* **Dataset content**:

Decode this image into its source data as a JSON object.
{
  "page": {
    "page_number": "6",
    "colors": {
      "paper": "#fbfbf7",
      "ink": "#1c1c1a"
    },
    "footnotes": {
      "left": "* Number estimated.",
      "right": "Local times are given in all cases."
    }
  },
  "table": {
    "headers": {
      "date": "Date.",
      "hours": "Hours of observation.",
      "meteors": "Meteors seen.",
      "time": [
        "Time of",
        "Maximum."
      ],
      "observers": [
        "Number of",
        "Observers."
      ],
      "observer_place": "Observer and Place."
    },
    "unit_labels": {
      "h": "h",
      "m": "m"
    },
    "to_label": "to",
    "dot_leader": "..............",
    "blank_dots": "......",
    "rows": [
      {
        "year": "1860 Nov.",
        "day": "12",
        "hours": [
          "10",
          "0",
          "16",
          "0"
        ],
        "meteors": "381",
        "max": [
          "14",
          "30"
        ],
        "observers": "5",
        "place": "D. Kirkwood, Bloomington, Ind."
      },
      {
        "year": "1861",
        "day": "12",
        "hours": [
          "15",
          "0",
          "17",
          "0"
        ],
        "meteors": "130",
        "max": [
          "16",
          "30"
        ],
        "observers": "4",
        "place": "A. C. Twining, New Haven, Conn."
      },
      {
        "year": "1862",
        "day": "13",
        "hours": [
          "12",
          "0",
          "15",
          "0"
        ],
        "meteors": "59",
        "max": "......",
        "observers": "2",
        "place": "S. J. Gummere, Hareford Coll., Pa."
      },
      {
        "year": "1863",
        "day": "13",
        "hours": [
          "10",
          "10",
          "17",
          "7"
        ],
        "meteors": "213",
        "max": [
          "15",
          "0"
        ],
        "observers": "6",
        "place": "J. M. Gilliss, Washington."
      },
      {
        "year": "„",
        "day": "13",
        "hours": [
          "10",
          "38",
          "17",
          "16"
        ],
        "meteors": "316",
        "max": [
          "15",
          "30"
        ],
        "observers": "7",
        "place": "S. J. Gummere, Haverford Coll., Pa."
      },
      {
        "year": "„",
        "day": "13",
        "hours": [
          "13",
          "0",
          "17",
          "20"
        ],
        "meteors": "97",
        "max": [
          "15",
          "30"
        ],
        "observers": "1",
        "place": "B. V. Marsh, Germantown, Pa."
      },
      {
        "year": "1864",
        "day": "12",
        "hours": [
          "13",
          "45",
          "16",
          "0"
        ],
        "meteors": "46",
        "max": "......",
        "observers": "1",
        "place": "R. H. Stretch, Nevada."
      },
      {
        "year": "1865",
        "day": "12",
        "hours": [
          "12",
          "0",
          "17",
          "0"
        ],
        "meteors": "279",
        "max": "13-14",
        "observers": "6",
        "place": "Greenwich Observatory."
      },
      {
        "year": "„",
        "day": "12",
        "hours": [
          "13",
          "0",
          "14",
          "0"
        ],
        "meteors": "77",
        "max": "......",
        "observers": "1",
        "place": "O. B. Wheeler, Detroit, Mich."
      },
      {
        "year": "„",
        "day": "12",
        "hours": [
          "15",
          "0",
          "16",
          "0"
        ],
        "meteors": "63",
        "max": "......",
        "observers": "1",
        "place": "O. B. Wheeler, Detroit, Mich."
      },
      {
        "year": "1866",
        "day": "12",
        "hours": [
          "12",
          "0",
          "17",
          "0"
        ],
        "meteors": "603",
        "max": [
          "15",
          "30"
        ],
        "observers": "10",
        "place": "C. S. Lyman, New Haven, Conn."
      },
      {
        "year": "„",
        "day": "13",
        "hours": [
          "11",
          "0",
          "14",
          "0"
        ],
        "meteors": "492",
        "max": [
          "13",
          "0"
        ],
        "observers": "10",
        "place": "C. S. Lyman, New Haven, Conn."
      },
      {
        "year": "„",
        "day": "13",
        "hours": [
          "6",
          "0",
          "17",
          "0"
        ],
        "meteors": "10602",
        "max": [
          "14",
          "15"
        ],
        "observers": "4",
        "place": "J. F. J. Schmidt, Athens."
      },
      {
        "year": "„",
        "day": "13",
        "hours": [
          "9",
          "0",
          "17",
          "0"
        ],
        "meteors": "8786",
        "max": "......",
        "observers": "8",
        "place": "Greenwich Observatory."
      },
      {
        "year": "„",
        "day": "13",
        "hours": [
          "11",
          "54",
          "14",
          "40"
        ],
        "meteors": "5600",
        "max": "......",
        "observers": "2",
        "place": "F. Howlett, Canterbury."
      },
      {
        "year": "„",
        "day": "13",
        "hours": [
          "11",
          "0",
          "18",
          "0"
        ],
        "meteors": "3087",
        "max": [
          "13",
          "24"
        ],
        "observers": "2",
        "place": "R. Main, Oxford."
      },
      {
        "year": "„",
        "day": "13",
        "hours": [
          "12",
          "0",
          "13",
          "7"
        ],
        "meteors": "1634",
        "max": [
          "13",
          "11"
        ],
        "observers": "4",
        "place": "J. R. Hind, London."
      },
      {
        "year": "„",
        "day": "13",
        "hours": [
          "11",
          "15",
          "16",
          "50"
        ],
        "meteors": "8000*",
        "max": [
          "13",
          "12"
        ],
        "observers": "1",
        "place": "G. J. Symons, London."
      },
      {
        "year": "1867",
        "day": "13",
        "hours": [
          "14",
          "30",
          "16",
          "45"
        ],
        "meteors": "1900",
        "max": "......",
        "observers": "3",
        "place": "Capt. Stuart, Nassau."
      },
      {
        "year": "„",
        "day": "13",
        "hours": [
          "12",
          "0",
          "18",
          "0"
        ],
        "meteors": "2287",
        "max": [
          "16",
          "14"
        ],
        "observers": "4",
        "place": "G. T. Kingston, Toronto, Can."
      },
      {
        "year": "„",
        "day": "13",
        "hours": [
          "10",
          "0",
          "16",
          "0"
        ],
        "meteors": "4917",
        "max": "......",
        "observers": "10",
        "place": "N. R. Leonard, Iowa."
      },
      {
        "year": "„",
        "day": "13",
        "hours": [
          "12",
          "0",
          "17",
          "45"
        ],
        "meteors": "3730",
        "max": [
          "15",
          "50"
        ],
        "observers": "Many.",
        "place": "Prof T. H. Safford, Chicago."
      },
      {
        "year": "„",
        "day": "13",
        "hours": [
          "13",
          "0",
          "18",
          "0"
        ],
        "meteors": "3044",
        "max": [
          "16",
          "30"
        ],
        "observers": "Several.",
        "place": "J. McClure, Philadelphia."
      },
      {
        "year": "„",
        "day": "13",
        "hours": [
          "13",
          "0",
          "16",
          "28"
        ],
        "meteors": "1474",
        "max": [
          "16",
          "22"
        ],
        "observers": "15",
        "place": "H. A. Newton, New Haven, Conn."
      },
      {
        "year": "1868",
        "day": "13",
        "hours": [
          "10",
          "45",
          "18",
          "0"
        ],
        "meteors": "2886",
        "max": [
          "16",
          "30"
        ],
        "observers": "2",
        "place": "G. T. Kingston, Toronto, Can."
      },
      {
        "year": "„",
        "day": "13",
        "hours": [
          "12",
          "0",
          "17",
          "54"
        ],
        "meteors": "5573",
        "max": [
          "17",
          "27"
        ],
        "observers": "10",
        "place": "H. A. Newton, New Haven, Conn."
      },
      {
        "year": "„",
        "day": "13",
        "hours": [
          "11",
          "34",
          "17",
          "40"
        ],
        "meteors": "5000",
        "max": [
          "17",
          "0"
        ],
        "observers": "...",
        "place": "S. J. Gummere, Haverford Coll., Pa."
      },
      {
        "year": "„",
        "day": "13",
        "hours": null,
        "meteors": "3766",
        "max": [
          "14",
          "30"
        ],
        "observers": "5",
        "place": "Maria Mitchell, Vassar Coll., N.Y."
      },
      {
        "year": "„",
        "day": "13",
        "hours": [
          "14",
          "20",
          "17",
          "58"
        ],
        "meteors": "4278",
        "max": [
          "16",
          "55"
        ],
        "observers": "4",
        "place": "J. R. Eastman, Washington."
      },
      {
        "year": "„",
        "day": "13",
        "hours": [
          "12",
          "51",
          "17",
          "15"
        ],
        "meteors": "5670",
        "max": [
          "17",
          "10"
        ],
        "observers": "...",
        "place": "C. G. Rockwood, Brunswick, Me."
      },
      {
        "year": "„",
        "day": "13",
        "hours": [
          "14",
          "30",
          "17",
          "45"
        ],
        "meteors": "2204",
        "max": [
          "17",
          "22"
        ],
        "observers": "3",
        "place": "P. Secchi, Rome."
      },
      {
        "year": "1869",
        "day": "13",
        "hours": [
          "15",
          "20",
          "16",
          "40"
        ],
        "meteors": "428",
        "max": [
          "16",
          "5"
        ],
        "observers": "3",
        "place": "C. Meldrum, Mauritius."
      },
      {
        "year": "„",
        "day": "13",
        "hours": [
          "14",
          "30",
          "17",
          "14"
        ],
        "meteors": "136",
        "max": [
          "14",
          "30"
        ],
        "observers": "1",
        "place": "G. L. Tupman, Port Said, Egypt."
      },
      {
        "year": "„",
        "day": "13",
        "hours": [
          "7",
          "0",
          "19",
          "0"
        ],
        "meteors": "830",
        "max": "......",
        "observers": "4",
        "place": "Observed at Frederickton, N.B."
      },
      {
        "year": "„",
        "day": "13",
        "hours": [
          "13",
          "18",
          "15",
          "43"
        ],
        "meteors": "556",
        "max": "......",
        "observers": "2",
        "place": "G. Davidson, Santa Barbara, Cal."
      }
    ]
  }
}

* **Problem requirements**:
From the data above, copy each line that holds "Coll".

* **Answer in full**:
        "place": "S. J. Gummere, Hareford Coll., Pa."
        "place": "S. J. Gummere, Haverford Coll., Pa."
        "place": "S. J. Gummere, Haverford Coll., Pa."
        "place": "Maria Mitchell, Vassar Coll., N.Y."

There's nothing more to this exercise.